#### Seçilen bölüm ####
7 Mart 2013 Perşembe

Ali Sürmeli'nin, Sultan Ertuğrul'a yumruklu ve yumurtalı saldırısını, bakalım hangi tiyatro dergileri ciddiye alıp sayfalarına taşıyacak?!

Nasreddin Hoca bir gün ağaçtan düştüğü için oflayıp puflamaya başlamış. Hoca'nın yanına gelenler; "Azıcık sabırlı ol Hoca! Sanki ne olmuş da bu kadar oflayıp puflarsın?" demişler. Hoca, şöyle bir bakmış ve sonra da, "Siz hiç ağaçtan düştünüz mü?" diye sormuş. Hepsi birden; "Hayır, düşmedik!" demişler. Hoca da; "Öyleyse siz gidin de, ağaçtan düşen birileri gelsin yanıma..." deyivermiş.

***

Hilmi Bulunmaz
7 Mart 2013

Yukarıda attığımız başlıktaki "Ali Sürmeli'nin, Sultan Ertuğrul'a yumruklu ve yumurtalı saldırısını, bakalım hangi tiyatro dergileri ciddiye alıp sayfalarına taşıyacak?!" sorusuna, ikirciklenmeden, üzerinde hiç düşünmeden hemen yanıt vermeliyim: Hiçbir tiyatro dergisi, bu ciddi olayı sayfalarına asla ve kesinlikle taşımayacak!.. 

Hiçbir tiyatro dergisinin, "yumruk ve yumurta atma" olayını sayfalarına taşımayacağına nasıl bu kadar net emin olabiliyorum?
####
Alıştırma görevi 1: Tiyatro dergileri üzerine yazıda adı geçen bütün kişileri sıralayın.
Alıştırma görevi 2: Tiyatro dergileri üzerine yazıyı son cümlesinden sonra birkaç cümleyle devam ettirin.
#### Çıkarılan kayıtlar ####
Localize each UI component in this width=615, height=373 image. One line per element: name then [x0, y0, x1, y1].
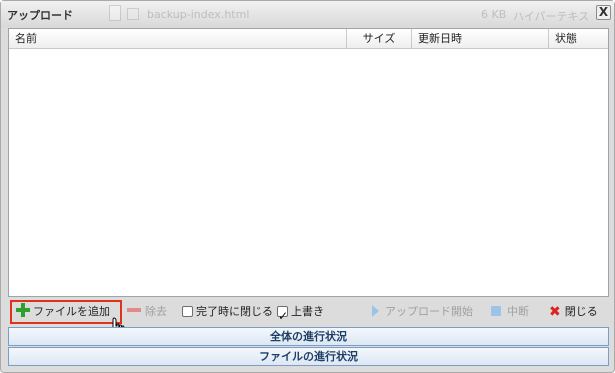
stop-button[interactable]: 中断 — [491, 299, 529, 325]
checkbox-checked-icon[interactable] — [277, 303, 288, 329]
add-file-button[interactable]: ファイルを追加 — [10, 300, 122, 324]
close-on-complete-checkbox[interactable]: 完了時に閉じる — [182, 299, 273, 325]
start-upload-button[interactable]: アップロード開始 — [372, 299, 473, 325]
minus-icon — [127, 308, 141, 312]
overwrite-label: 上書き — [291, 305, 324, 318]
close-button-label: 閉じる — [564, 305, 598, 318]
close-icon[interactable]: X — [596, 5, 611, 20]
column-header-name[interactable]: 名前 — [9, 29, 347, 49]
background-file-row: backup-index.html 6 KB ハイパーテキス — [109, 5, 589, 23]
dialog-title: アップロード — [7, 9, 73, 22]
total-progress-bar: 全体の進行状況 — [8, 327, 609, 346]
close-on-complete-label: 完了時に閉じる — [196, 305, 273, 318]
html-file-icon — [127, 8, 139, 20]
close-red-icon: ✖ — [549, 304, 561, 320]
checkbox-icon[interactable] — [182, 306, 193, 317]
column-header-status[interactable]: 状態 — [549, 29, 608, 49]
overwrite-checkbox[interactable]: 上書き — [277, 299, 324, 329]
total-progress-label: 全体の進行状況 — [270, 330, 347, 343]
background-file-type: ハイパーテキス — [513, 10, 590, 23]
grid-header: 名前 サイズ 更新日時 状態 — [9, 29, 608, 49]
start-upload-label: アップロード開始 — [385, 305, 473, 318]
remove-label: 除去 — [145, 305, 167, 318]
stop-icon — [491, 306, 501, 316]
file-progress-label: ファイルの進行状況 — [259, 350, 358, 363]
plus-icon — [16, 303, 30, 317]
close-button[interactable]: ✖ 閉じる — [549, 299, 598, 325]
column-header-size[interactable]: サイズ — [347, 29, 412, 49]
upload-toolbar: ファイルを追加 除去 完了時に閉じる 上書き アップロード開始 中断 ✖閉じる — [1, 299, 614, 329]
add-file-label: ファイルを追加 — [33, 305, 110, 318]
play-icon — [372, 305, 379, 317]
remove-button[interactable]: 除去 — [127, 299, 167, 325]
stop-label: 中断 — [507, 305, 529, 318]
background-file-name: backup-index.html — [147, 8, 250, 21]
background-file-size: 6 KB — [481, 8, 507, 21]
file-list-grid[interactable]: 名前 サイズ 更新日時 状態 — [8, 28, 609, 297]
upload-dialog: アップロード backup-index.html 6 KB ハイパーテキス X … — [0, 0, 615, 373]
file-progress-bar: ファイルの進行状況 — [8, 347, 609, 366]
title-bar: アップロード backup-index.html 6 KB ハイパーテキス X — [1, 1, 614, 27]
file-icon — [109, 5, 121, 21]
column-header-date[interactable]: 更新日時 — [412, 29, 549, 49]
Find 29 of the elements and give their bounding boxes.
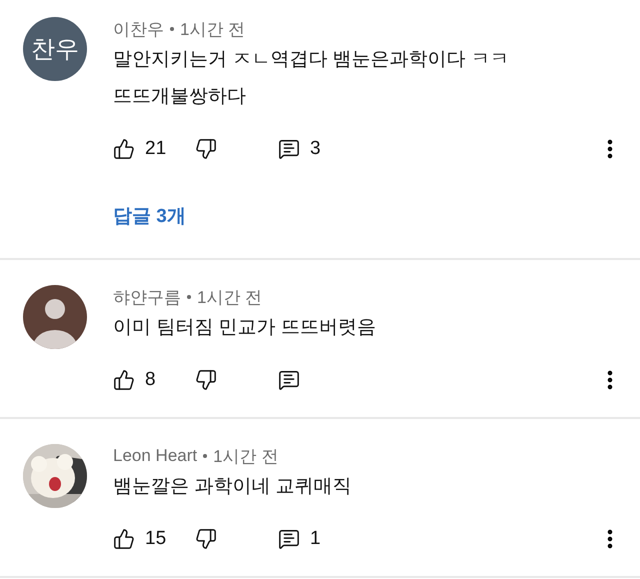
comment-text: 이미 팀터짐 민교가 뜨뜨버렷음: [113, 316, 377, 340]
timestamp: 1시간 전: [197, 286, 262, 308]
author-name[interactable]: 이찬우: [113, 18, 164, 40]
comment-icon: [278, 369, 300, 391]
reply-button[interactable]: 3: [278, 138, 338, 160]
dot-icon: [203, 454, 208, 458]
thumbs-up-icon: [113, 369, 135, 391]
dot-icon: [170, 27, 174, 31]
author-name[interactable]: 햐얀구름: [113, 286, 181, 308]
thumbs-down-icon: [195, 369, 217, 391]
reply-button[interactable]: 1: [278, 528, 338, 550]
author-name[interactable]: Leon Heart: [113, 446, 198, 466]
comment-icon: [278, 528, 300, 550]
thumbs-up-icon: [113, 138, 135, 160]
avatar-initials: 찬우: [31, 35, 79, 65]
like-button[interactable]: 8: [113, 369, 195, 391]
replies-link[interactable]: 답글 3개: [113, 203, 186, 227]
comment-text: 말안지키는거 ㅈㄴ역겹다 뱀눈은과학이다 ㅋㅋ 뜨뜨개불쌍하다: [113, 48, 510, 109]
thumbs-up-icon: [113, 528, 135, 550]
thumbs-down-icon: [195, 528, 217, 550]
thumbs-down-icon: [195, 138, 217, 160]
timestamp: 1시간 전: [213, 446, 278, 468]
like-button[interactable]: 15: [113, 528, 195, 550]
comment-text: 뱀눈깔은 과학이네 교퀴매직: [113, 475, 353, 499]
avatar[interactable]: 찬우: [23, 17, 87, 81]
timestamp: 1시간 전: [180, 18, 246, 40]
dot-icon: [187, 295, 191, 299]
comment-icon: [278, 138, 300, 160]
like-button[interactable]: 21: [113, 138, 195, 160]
####
Alıştırma sonucu 1:
Ali Sürmeli
Sultan Ertuğrul
Nasreddin Hoca
Hilmi Bulunmaz

Alıştırma sonucu 2:
Çünkü, olay yargıya taşındı. Yargıya taşınan olay tabu hâline gelir! 

Türk tiyatro dergilerinin yöneticileri, yargıya taşınan herhangi bir olayı dergilerinin bembeyaz sayfalarına taşıyıp, kapkara duygular oluşmasına, tiyatrocuların ruhlarının kararmasına, okurların iç karartan bir dergiyle karşı karşıya gelmelerini asla arzu etmezler!...

Resmî kurumlardan sürekli olarak aldıkları reklâmlarla beslenen bütün "resmî" tiyatro dergileri, hiçbir zaman için, "İstanbul Korsan Tiyatroları" Genel Sanat Yönetmeni Hilmi Zafer Şahin'den, Devlet Tiyatroları Genel Müdürü K. Lemi Bilgin'den, Kocaeli Şehir Tiyatroları Genel Sanat Yönetmeni Veysel Sami Berikan'dan ve benzerlerinden aldıkları reklâmları asla riske etmek istemezler!... 

Hoş, resmî tiyatro kurumlarının yöneticileri, yargıya taşınmış bir olaydan, herhangi bir kişisel zarar görmeyi düşünmüş olmasalar da, Ali Sürmeli'nin Sultan Ertuğrul'a attığı iddia edilen "yumruk ve yumurta" konusu, tiyatro dergilerinin sayfalarına taşınırsa, beni LİNÇ etmek için düzenlenen LİNÇ KAMPANYASI ile 
HUKUKSAL LİNÇ KAMPANYASI bile gündeme gelebilir!...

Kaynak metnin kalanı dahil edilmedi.